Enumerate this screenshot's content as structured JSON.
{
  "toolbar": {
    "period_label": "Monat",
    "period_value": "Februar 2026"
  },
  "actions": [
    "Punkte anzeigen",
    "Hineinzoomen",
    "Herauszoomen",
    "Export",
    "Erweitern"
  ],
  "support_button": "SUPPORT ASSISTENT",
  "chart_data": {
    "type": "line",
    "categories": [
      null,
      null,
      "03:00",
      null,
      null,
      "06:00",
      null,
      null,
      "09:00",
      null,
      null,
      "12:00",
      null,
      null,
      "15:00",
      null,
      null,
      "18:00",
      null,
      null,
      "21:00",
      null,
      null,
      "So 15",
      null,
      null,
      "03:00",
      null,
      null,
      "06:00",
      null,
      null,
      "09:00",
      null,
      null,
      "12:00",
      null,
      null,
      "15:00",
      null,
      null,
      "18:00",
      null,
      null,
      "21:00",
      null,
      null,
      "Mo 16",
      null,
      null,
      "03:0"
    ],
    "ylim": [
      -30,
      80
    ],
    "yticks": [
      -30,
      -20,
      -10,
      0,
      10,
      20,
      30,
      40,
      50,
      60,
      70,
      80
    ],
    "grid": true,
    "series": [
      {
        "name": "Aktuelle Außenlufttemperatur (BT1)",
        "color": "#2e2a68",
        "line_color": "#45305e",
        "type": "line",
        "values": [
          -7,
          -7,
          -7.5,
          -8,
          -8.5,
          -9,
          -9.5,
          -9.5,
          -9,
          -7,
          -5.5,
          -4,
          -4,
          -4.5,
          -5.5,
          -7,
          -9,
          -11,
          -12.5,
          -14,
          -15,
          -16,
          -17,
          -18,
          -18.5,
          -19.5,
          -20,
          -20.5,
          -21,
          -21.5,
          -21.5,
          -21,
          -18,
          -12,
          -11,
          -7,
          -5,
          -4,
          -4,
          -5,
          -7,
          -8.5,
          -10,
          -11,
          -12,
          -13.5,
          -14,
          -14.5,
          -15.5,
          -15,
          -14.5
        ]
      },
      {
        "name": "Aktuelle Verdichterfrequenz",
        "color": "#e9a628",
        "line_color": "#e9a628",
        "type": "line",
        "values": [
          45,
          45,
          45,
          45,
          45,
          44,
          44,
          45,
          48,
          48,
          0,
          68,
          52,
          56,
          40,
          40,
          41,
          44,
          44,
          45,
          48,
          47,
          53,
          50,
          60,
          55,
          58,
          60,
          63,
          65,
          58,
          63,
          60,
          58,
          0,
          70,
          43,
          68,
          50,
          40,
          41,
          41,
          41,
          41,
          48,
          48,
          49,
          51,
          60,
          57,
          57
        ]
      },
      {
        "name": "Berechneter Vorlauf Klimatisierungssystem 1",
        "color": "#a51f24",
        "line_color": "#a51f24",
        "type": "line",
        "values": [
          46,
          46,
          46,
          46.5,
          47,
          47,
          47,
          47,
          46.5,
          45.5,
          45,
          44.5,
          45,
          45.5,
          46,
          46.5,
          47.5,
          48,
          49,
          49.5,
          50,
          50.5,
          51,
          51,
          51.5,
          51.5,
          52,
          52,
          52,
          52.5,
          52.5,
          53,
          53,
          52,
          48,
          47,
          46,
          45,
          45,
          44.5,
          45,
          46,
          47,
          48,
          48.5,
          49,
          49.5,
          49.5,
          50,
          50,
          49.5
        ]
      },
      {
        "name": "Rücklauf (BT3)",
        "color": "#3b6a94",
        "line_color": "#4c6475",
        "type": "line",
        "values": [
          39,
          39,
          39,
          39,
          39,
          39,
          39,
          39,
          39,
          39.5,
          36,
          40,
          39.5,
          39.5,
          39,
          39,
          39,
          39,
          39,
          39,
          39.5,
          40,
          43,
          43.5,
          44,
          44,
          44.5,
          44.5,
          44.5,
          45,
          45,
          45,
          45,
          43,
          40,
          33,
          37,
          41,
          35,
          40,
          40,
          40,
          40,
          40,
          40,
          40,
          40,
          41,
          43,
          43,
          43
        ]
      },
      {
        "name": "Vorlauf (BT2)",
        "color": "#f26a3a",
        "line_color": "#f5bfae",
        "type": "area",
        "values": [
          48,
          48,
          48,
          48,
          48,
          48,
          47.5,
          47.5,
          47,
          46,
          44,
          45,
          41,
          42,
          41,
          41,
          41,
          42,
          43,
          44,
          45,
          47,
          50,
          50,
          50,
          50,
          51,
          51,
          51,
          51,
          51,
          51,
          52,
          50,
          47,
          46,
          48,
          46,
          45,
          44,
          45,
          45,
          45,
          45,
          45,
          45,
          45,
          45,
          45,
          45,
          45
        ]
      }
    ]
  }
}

★ ★ ★ ★ ★

#### EXERCISE REQUIREMENTS:
Quote the data in full, keeping each word unchanged.

#### SOLUTION TO THIS EXERCISE:
Enumerate this screenshot's content as structured JSON.
{
  "toolbar": {
    "period_label": "Monat",
    "period_value": "Februar 2026"
  },
  "actions": [
    "Punkte anzeigen",
    "Hineinzoomen",
    "Herauszoomen",
    "Export",
    "Erweitern"
  ],
  "support_button": "SUPPORT ASSISTENT",
  "chart_data": {
    "type": "line",
    "categories": [
      null,
      null,
      "03:00",
      null,
      null,
      "06:00",
      null,
      null,
      "09:00",
      null,
      null,
      "12:00",
      null,
      null,
      "15:00",
      null,
      null,
      "18:00",
      null,
      null,
      "21:00",
      null,
      null,
      "So 15",
      null,
      null,
      "03:00",
      null,
      null,
      "06:00",
      null,
      null,
      "09:00",
      null,
      null,
      "12:00",
      null,
      null,
      "15:00",
      null,
      null,
      "18:00",
      null,
      null,
      "21:00",
      null,
      null,
      "Mo 16",
      null,
      null,
      "03:0"
    ],
    "ylim": [
      -30,
      80
    ],
    "yticks": [
      -30,
      -20,
      -10,
      0,
      10,
      20,
      30,
      40,
      50,
      60,
      70,
      80
    ],
    "grid": true,
    "series": [
      {
        "name": "Aktuelle Außenlufttemperatur (BT1)",
        "color": "#2e2a68",
        "line_color": "#45305e",
        "type": "line",
        "values": [
          -7,
          -7,
          -7.5,
          -8,
          -8.5,
          -9,
          -9.5,
          -9.5,
          -9,
          -7,
          -5.5,
          -4,
          -4,
          -4.5,
          -5.5,
          -7,
          -9,
          -11,
          -12.5,
          -14,
          -15,
          -16,
          -17,
          -18,
          -18.5,
          -19.5,
          -20,
          -20.5,
          -21,
          -21.5,
          -21.5,
          -21,
          -18,
          -12,
          -11,
          -7,
          -5,
          -4,
          -4,
          -5,
          -7,
          -8.5,
          -10,
          -11,
          -12,
          -13.5,
          -14,
          -14.5,
          -15.5,
          -15,
          -14.5
        ]
      },
      {
        "name": "Aktuelle Verdichterfrequenz",
        "color": "#e9a628",
        "line_color": "#e9a628",
        "type": "line",
        "values": [
          45,
          45,
          45,
          45,
          45,
          44,
          44,
          45,
          48,
          48,
          0,
          68,
          52,
          56,
          40,
          40,
          41,
          44,
          44,
          45,
          48,
          47,
          53,
          50,
          60,
          55,
          58,
          60,
          63,
          65,
          58,
          63,
          60,
          58,
          0,
          70,
          43,
          68,
          50,
          40,
          41,
          41,
          41,
          41,
          48,
          48,
          49,
          51,
          60,
          57,
          57
        ]
      },
      {
        "name": "Berechneter Vorlauf Klimatisierungssystem 1",
        "color": "#a51f24",
        "line_color": "#a51f24",
        "type": "line",
        "values": [
          46,
          46,
          46,
          46.5,
          47,
          47,
          47,
          47,
          46.5,
          45.5,
          45,
          44.5,
          45,
          45.5,
          46,
          46.5,
          47.5,
          48,
          49,
          49.5,
          50,
          50.5,
          51,
          51,
          51.5,
          51.5,
          52,
          52,
          52,
          52.5,
          52.5,
          53,
          53,
          52,
          48,
          47,
          46,
          45,
          45,
          44.5,
          45,
          46,
          47,
          48,
          48.5,
          49,
          49.5,
          49.5,
          50,
          50,
          49.5
        ]
      },
      {
        "name": "Rücklauf (BT3)",
        "color": "#3b6a94",
        "line_color": "#4c6475",
        "type": "line",
        "values": [
          39,
          39,
          39,
          39,
          39,
          39,
          39,
          39,
          39,
          39.5,
          36,
          40,
          39.5,
          39.5,
          39,
          39,
          39,
          39,
          39,
          39,
          39.5,
          40,
          43,
          43.5,
          44,
          44,
          44.5,
          44.5,
          44.5,
          45,
          45,
          45,
          45,
          43,
          40,
          33,
          37,
          41,
          35,
          40,
          40,
          40,
          40,
          40,
          40,
          40,
          40,
          41,
          43,
          43,
          43
        ]
      },
      {
        "name": "Vorlauf (BT2)",
        "color": "#f26a3a",
        "line_color": "#f5bfae",
        "type": "area",
        "values": [
          48,
          48,
          48,
          48,
          48,
          48,
          47.5,
          47.5,
          47,
          46,
          44,
          45,
          41,
          42,
          41,
          41,
          41,
          42,
          43,
          44,
          45,
          47,
          50,
          50,
          50,
          50,
          51,
          51,
          51,
          51,
          51,
          51,
          52,
          50,
          47,
          46,
          48,
          46,
          45,
          44,
          45,
          45,
          45,
          45,
          45,
          45,
          45,
          45,
          45,
          45,
          45
        ]
      }
    ]
  }
}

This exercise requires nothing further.